Short exercise A: Decide whether each statement agrees with the patch reply, answering yes or no and quoting the deciding words: (i) The message was sent by Dan Williams. (ii) The message is dated April 9, 2022. (iii) In the added lines, dax_unregister_holder is called only when btp->bt_daxdev is set.
Short exercise B:
Using the patch reply, answer these questions:
(i) What version number does the patch carry in the subject line?
(ii) Who wrote the quoted text, according to the attribution line?
(iii) What function is named in the second hunk header?
Short exercise C: From the patch reply, reproduce the stretch from "On Tue, Mar" through "struct block_device *bdev)".

Extract:
++++

Re: [PATCH v11 7/8] xfs: Implement ->notify_failure() for XFS

From: Dan Williams
Date: Fri Apr 08 2022 - 02:25:41 EST


On Tue, Mar 29, 2022 at 11:01 PM Christoph Hellwig <hch@xxxxxxxxxxxxx> wrote:
>
> > @@ -1892,6 +1893,8 @@ xfs_free_buftarg(
> > list_lru_destroy(&btp->bt_lru);
> >
> > blkdev_issue_flush(btp->bt_bdev);
> > + if (btp->bt_daxdev)
> > + dax_unregister_holder(btp->bt_daxdev, btp->bt_mount);
> > fs_put_dax(btp->bt_daxdev);
> >
> > kmem_free(btp);
> > @@ -1939,6 +1942,7 @@ xfs_alloc_buftarg(
> > struct block_device *bdev)

++++

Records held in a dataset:
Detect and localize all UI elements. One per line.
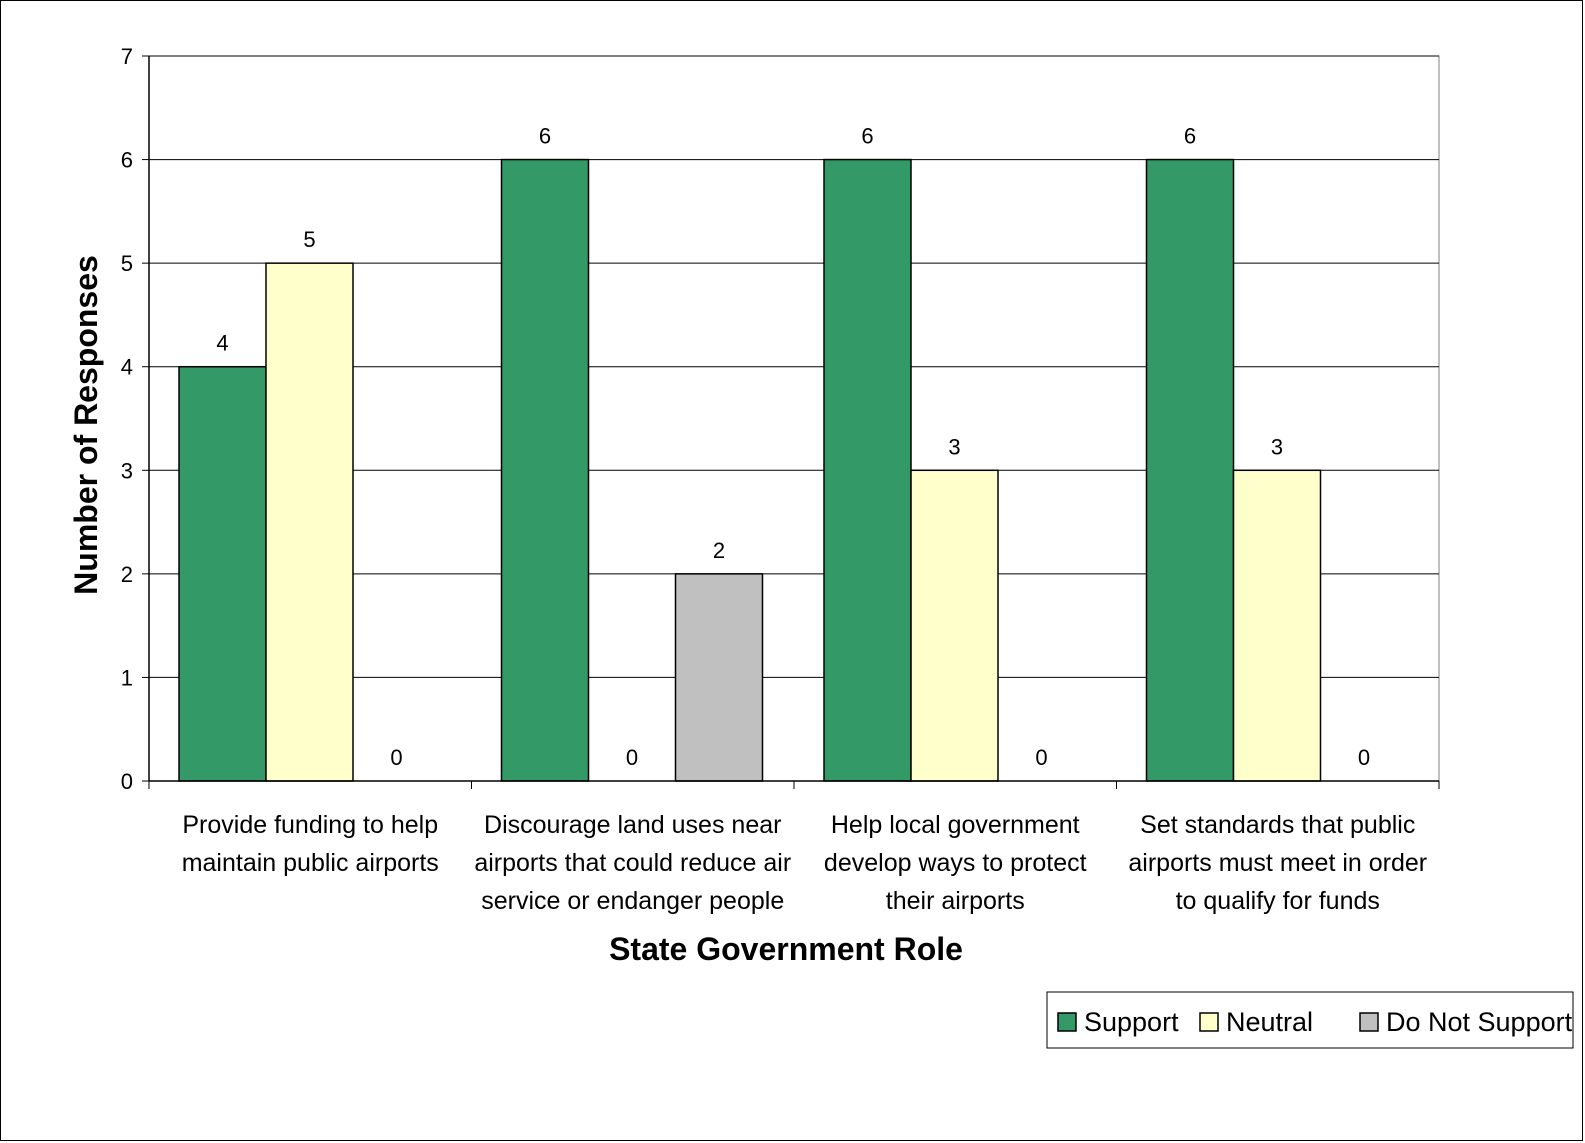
labels: 0 1 2 3 4 5 6 7 4 5 0 Provide funding to help mainta… <box>121 44 1427 915</box>
legend-label: Neutral <box>1226 1007 1313 1037</box>
y-tick-label: 5 <box>121 251 133 276</box>
legend-box <box>1046 991 1574 1049</box>
legend-label: Do Not Support <box>1386 1007 1573 1037</box>
bar <box>1145 158 1235 782</box>
data-label: 3 <box>1271 434 1283 459</box>
data-label: 0 <box>1358 745 1370 770</box>
data-label: 0 <box>390 745 402 770</box>
data-label: 0 <box>1035 745 1047 770</box>
axes <box>142 55 1440 789</box>
legend-swatch <box>1057 1012 1077 1032</box>
x-tick-label: Provide funding to help maintain public a… <box>182 811 439 877</box>
y-tick-label: 0 <box>121 769 133 794</box>
x-tick-label: Help local government develop ways to pro… <box>824 811 1087 915</box>
data-label: 3 <box>948 434 960 459</box>
bar <box>500 158 590 782</box>
data-label: 6 <box>861 124 873 149</box>
y-tick-label: 2 <box>121 562 133 587</box>
y-tick-label: 6 <box>121 148 133 173</box>
y-axis-title: Number of Responses <box>68 255 104 595</box>
legend: Support Neutral Do Not Support <box>1046 991 1574 1049</box>
data-label: 6 <box>539 124 551 149</box>
data-label: 0 <box>626 745 638 770</box>
bar <box>265 262 354 782</box>
bar <box>823 158 912 782</box>
data-label: 4 <box>216 331 228 356</box>
x-tick-label: Discourage land uses near airports that c… <box>474 811 791 915</box>
x-axis-title: State Government Role <box>609 931 963 967</box>
y-tick-label: 3 <box>121 458 133 483</box>
bar <box>674 573 764 782</box>
data-label: 5 <box>303 227 315 252</box>
bar <box>178 365 267 782</box>
y-tick-label: 7 <box>121 44 133 69</box>
bars <box>178 158 1322 782</box>
data-label: 6 <box>1184 124 1196 149</box>
bar <box>910 469 999 782</box>
x-tick-label: Set standards that public airports must m… <box>1128 811 1427 915</box>
bar <box>1232 469 1322 782</box>
data-label: 2 <box>713 538 725 563</box>
legend-swatch <box>1199 1012 1219 1032</box>
y-tick-label: 1 <box>121 665 133 690</box>
legend-label: Support <box>1084 1007 1179 1037</box>
legend-swatch <box>1359 1012 1379 1032</box>
y-tick-label: 4 <box>121 355 133 380</box>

++++

Exercise result A:
(i) Yes: "From: Dan Williams"
(ii) No: "Date: Fri Apr 08 2022 - 02:25:41 EST"
(iii) Yes: "+ if (btp->bt_daxdev)"

Exercise result B:
(i) v11
(ii) Christoph Hellwig
(iii) xfs_alloc_buftarg

Exercise result C:
On Tue, Mar 29, 2022 at 11:01 PM Christoph Hellwig <hch@xxxxxxxxxxxxx> wrote:
>
> > @@ -1892,6 +1893,8 @@ xfs_free_buftarg(
> > list_lru_destroy(&btp->bt_lru);
> >
> > blkdev_issue_flush(btp->bt_bdev);
> > + if (btp->bt_daxdev)
> > + dax_unregister_holder(btp->bt_daxdev, btp->bt_mount);
> > fs_put_dax(btp->bt_daxdev);
> >
> > kmem_free(btp);
> > @@ -1939,6 +1942,7 @@ xfs_alloc_buftarg(
> > struct block_device *bdev)